* Extrait:

+---+

La lettre juridique n°268 du 12 juillet 2007 : Internet - Bulletin d'actualités n° 6

[Panorama] Bulletin d'actualités Clifford Chance - Département Communication Média & Technologies - Juin 2007

Lecture: 14 min

N7958BBD

Citer l'article

Créer un lien vers ce contenu

[Panorama] Bulletin d'actualités Clifford Chance - Département Communication Média & Technologies - Juin 2007. Lire en ligne : https://www.lexbase.fr/article-juridique/3209254-panorama-bulletin-d-actualites-clifford-chance-departement-communication-media-amp-technologies-jui
Copier

le 07 Octobre 2010

Tous les mois, Marc d'Haultfoeuille, avocat associé chez Clifford Chance, vous propose de retrouver l'actualité juridique en matière de Communication Média & Technologies. A noter ce mois ci, un décret adopté le 9 mai 2007qui complète la liste des mentions légales qu'un éditeur professionnel de site internet doit faire apparaître sur son site, un arrêt de la Cour de cassation du 23 mai 2007 qui affirme qu'un SMS constitue une preuve admissible en justice, ou encore, une décision de la cour d'appel de Paris du 6 juin 2007 relative à l'incompétence des juridictions françaises pour statuer sur un litige opposant la société Axa à la société Google Inc. portant sur des liens commerciaux renvoyant vers des sites internet étrangers. I - Informatique
  • Dans un jugement du 28 mars 2007, le tribunal de grande instance de Paris prononce la résolution d'un contrat de cession portant sur le logiciel "Baghera" intégrant le programme "JATLite" dépendant de la licence "GNU GPL" ; cette licence aurait dû être sollicitée auprès de la société ayant développé le programme "JATLite" pour pouvoir utiliser le logiciel sans commettre un acte de contrefaçon : TGI de Paris, 28 mars 2007, Educaffix c/ CNRS, Université Joseph Fourier et autres

Faits :

Le 23 septembre 2003, la société Educaffix a signé avec l'Université Joseph Fourier, l'Institut National Polytechnique de Grenoble, l'Université Pierre Mendés France et l'IUFM de l'Académie de Grenoble ("l'Organisme") un contrat de cession portant sur le logiciel "Baghera".

+---+

* Données brutes:
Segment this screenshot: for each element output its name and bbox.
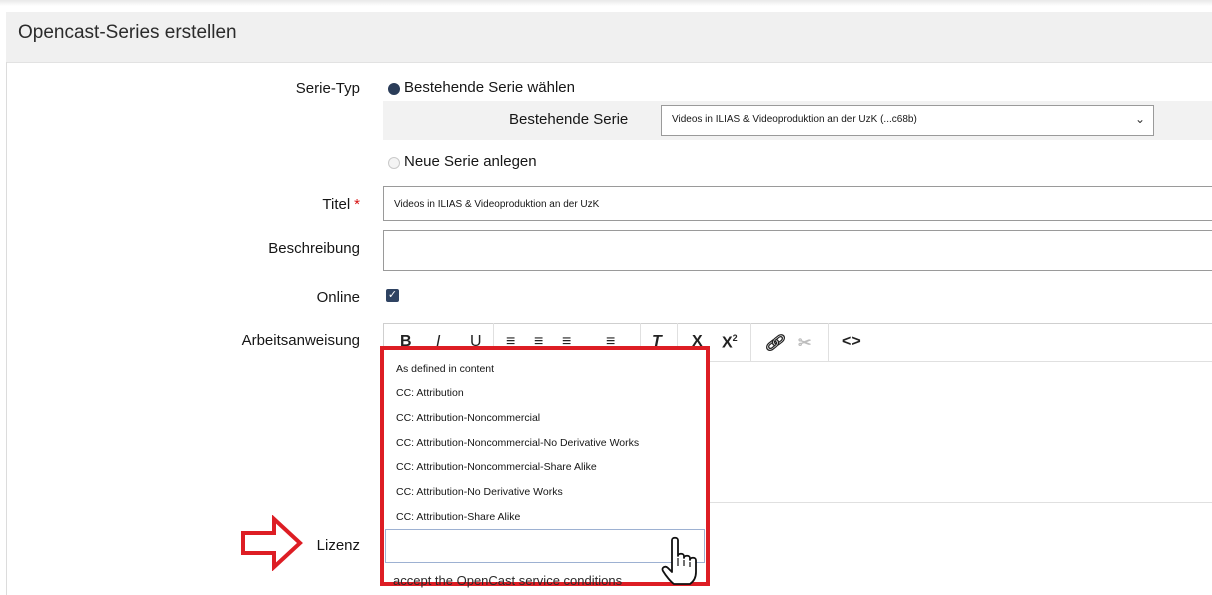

+---+

* Consigne écrite:
Pour chaque affirmation, dites si elle concorde avec l'extrait en répondant par oui ou par non, puis citez mot pour mot le passage de l'extrait qui tranche.
1. Le jugement du tribunal de grande instance de Paris a été rendu le 28 mars 2007.
2. Le contrat de cession portant sur le logiciel « Baghera » a été signé en 2005.
3. Selon l'arrêt de la Cour de cassation du 23 mai 2007, un SMS constitue une preuve admissible en justice.
Les données n'ont aucun rôle dans cet exercice.

* Réponse complète:
1. Oui : « Dans un jugement du 28 mars 2007, le tribunal de grande instance de Paris prononce la résolution d'un contrat de cession »
2. Non : « Le 23 septembre 2003, la société Educaffix a signé »
3. Oui : « un arrêt de la Cour de cassation du 23 mai 2007 qui affirme qu'un SMS constitue une preuve admissible en justice »